[Dataset entries]
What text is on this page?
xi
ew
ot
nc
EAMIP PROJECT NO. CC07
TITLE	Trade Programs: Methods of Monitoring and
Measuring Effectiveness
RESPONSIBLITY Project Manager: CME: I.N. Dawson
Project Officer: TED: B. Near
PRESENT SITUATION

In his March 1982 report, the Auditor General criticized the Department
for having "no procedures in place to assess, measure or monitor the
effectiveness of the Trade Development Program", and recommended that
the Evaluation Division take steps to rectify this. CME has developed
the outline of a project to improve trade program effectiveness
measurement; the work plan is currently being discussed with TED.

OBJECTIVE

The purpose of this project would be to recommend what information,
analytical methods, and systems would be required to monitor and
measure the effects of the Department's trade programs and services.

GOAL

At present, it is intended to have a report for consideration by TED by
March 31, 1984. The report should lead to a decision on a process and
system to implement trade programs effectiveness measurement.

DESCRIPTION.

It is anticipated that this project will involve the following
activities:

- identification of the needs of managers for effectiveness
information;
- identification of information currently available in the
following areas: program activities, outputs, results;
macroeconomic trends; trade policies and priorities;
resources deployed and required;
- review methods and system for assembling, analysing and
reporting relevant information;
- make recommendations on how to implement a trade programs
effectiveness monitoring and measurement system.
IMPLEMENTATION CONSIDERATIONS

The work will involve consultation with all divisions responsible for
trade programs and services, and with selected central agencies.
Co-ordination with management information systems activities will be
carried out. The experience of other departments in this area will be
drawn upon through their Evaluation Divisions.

> Given request: Extract every line containing the string "would" from the material.

> Task output:
The purpose of this project would be to recommend what information,
analytical methods, and systems would be required to monitor and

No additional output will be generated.